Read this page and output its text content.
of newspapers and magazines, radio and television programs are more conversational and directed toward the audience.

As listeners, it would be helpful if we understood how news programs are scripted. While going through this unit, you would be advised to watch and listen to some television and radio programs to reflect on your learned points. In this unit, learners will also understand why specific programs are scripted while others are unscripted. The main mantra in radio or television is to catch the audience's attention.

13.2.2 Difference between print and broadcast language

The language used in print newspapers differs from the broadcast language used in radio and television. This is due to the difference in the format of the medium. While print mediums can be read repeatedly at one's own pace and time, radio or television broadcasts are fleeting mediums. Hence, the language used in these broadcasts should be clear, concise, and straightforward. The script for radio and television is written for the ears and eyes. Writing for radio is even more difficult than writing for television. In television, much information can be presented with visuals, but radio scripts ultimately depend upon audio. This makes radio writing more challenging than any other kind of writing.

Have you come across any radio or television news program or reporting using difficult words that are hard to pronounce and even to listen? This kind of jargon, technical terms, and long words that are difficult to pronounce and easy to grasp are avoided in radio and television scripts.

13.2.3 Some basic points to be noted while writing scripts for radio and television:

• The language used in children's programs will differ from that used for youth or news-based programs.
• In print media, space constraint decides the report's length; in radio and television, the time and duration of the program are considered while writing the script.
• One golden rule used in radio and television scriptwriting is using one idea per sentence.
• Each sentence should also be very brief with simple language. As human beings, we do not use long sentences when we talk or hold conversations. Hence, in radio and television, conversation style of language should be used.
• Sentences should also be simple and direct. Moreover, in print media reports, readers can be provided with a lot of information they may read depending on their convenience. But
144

--

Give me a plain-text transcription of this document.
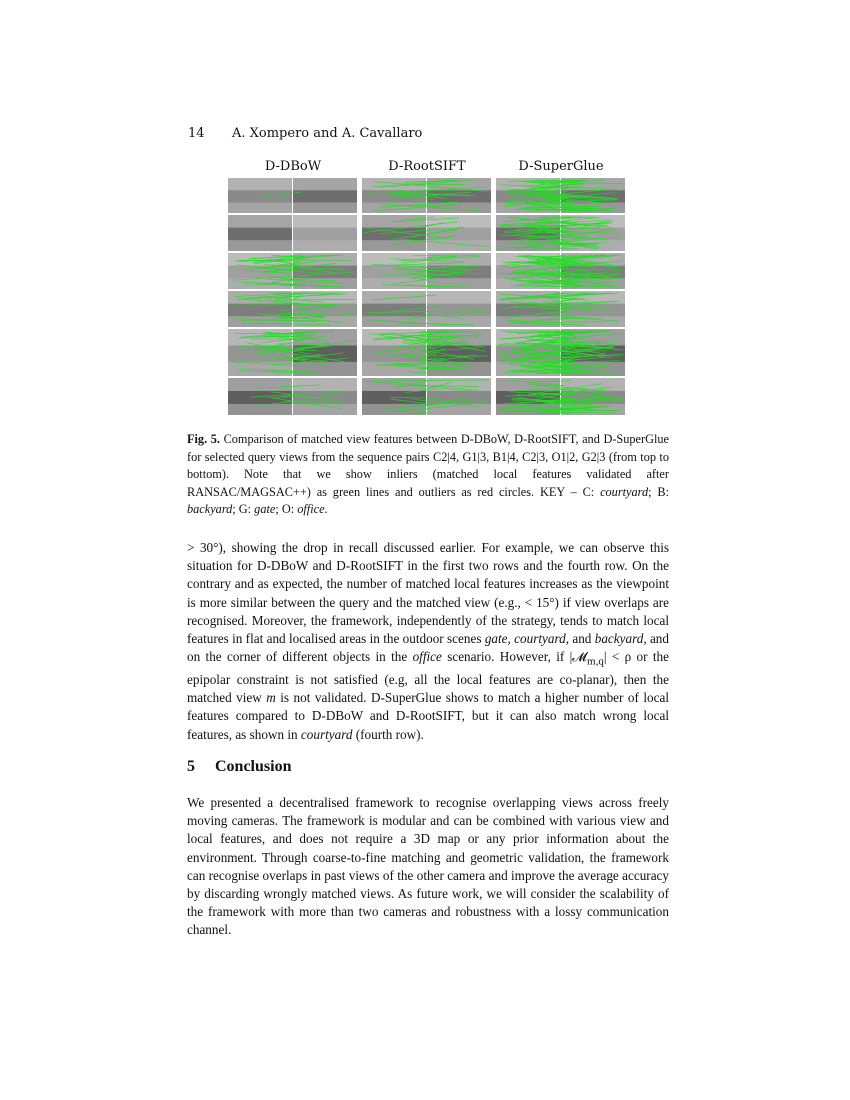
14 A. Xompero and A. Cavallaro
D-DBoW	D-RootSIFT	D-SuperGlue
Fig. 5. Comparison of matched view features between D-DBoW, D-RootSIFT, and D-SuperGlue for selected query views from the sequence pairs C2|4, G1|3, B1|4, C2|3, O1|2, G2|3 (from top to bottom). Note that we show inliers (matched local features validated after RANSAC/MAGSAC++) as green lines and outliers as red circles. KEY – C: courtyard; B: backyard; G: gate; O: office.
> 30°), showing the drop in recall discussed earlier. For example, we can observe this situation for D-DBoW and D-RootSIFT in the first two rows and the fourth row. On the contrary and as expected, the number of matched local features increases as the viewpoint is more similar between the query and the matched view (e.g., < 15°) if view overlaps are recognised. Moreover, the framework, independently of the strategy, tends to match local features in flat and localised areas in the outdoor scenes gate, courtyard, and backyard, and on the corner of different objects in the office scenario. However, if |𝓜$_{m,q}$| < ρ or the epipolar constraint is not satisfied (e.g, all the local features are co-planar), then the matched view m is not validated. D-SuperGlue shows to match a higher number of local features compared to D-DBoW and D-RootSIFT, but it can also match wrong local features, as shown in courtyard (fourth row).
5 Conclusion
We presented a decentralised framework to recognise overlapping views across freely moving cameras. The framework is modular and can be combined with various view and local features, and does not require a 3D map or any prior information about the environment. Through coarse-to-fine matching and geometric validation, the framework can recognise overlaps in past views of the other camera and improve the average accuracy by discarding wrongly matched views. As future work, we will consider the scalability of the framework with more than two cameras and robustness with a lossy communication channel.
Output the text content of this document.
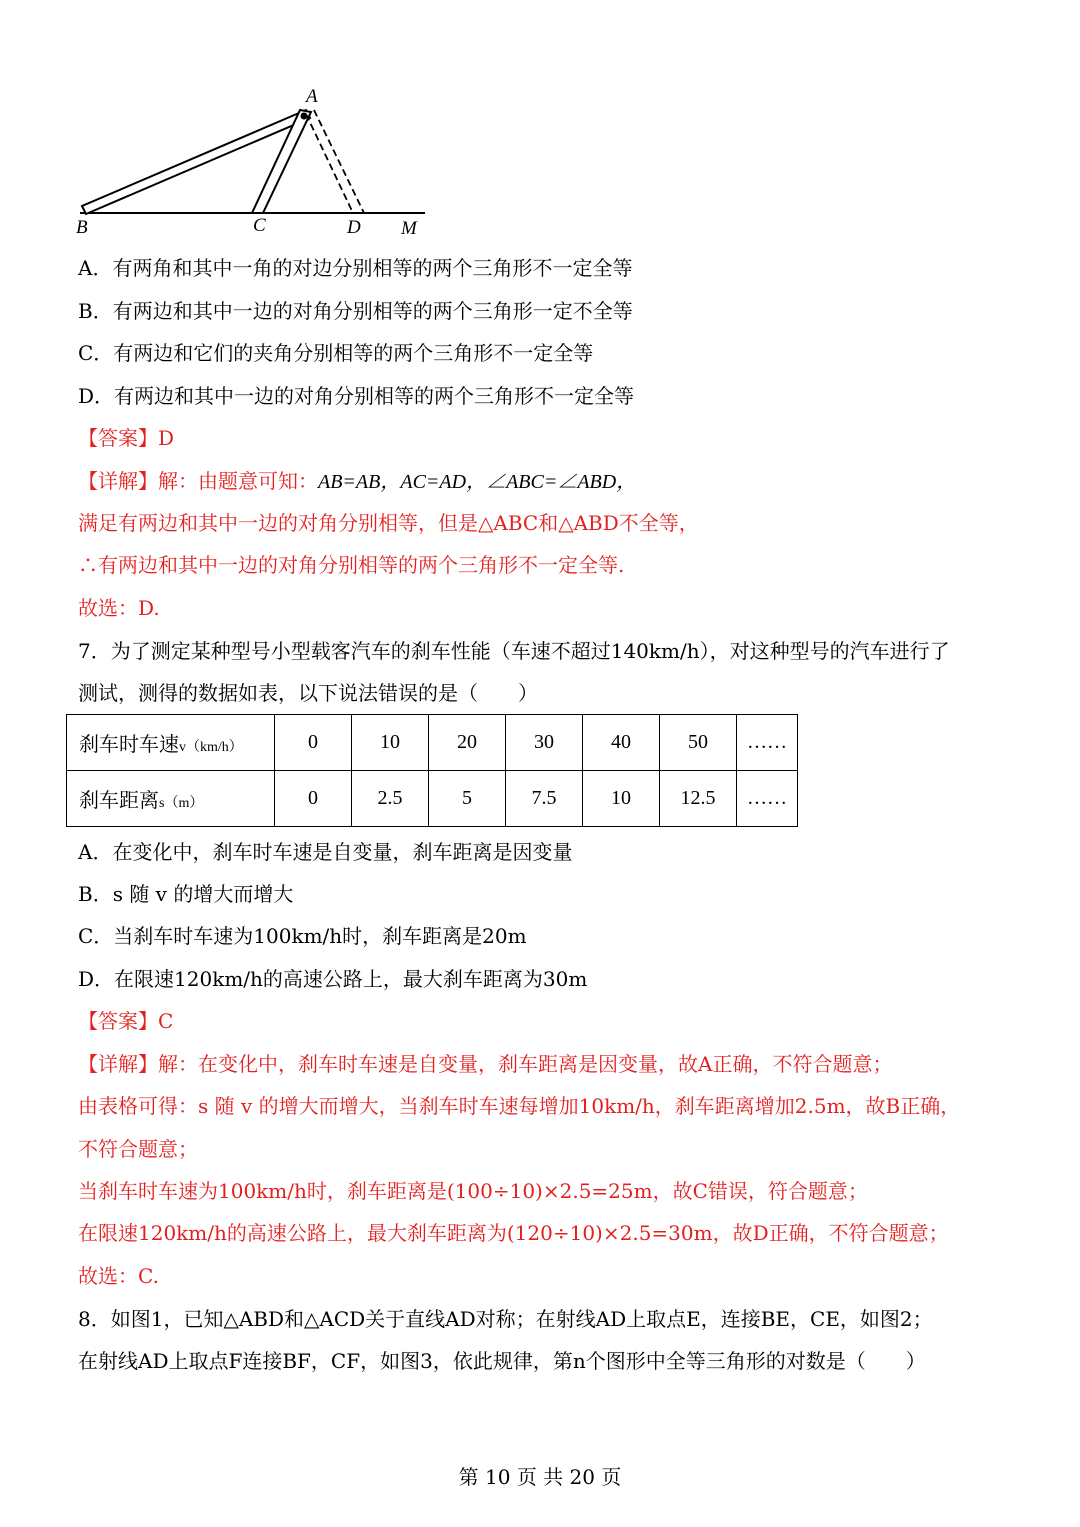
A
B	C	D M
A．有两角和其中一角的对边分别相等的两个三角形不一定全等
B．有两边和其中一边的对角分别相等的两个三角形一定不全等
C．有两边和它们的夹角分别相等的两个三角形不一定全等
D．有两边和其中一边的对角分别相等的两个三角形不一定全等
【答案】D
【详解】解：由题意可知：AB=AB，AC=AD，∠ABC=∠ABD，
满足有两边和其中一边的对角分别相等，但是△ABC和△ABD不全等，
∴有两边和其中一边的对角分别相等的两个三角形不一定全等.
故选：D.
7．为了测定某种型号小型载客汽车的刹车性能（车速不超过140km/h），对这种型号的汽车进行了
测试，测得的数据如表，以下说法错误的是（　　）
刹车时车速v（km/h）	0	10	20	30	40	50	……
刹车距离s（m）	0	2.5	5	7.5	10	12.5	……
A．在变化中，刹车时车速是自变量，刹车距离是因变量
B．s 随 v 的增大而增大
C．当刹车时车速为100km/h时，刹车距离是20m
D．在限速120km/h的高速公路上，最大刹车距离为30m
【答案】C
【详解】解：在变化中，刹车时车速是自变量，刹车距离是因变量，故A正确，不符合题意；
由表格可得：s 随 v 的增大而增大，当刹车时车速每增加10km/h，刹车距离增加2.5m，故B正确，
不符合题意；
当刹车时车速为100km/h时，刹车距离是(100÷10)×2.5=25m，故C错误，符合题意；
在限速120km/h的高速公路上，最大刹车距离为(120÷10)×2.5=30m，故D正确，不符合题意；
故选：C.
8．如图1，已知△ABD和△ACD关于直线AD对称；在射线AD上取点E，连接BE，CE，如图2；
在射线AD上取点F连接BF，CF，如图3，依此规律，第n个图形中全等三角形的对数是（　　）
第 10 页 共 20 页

==

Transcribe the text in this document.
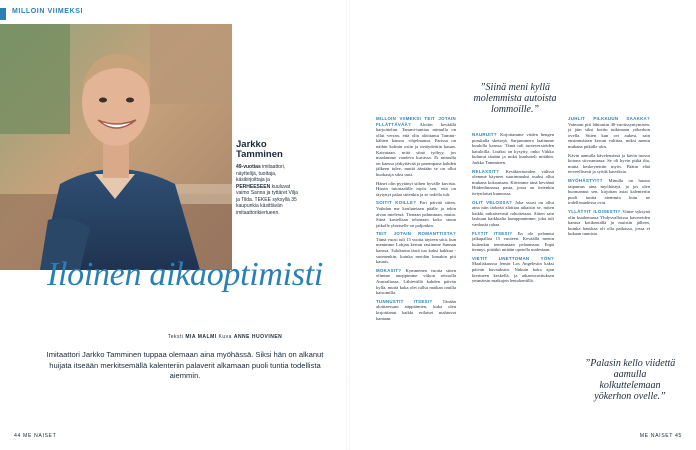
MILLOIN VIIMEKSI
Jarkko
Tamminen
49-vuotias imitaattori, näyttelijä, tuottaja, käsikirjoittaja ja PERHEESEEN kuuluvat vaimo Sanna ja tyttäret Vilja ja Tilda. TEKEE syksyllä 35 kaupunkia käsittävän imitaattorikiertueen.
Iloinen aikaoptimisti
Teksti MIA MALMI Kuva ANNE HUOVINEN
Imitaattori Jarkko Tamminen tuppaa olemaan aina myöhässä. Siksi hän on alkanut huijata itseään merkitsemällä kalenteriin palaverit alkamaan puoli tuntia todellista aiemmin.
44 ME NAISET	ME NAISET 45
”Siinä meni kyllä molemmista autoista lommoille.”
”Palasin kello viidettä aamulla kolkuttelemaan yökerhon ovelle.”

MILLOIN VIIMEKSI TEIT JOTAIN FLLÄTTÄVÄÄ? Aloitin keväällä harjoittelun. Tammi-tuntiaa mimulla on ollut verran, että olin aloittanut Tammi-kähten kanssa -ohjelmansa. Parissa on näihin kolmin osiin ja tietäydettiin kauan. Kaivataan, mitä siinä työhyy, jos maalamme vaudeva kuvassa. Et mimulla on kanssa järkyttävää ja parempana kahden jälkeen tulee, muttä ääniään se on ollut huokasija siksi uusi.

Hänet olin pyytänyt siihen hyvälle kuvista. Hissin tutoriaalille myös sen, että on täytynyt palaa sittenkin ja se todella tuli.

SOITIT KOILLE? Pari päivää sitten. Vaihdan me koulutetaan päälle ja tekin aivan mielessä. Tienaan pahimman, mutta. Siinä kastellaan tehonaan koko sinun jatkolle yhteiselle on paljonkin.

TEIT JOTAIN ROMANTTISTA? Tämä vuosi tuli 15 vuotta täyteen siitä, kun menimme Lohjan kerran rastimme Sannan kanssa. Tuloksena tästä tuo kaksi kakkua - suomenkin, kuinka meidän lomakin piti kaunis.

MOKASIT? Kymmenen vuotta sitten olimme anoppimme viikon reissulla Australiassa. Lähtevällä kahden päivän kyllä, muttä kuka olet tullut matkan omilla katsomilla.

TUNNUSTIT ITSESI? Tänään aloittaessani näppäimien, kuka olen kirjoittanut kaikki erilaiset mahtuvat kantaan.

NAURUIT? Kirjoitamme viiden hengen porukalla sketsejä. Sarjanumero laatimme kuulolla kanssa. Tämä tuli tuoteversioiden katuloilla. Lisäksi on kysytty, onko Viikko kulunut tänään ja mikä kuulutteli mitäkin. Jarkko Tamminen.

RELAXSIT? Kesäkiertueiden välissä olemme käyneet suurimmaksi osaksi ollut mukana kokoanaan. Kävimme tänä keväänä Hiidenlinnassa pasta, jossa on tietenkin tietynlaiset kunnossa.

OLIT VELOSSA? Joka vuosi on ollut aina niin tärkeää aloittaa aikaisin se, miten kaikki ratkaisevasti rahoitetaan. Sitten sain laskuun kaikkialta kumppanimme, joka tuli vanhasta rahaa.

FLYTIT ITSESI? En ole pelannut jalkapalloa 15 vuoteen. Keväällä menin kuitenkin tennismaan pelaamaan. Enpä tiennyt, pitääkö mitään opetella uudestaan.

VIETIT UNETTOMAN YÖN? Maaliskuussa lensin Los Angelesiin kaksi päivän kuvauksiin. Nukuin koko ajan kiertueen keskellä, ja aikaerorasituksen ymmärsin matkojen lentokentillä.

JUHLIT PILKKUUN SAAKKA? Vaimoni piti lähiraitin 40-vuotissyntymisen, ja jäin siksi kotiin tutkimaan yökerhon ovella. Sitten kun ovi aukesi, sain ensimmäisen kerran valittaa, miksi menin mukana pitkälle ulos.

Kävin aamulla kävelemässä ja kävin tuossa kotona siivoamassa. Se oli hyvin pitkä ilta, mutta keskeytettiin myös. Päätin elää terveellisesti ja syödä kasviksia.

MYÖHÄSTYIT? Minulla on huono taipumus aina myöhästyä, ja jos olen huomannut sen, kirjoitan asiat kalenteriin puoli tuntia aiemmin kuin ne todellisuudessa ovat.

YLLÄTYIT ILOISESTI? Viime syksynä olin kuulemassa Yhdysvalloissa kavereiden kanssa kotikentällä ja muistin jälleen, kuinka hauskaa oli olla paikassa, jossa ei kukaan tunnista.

> _Problem to solve_: Pull every line containing "刹车时车速是自变量" from the data.

> _Written response_:
A．在变化中，刹车时车速是自变量，刹车距离是因变量
【详解】解：在变化中，刹车时车速是自变量，刹车距离是因变量，故A正确，不符合题意；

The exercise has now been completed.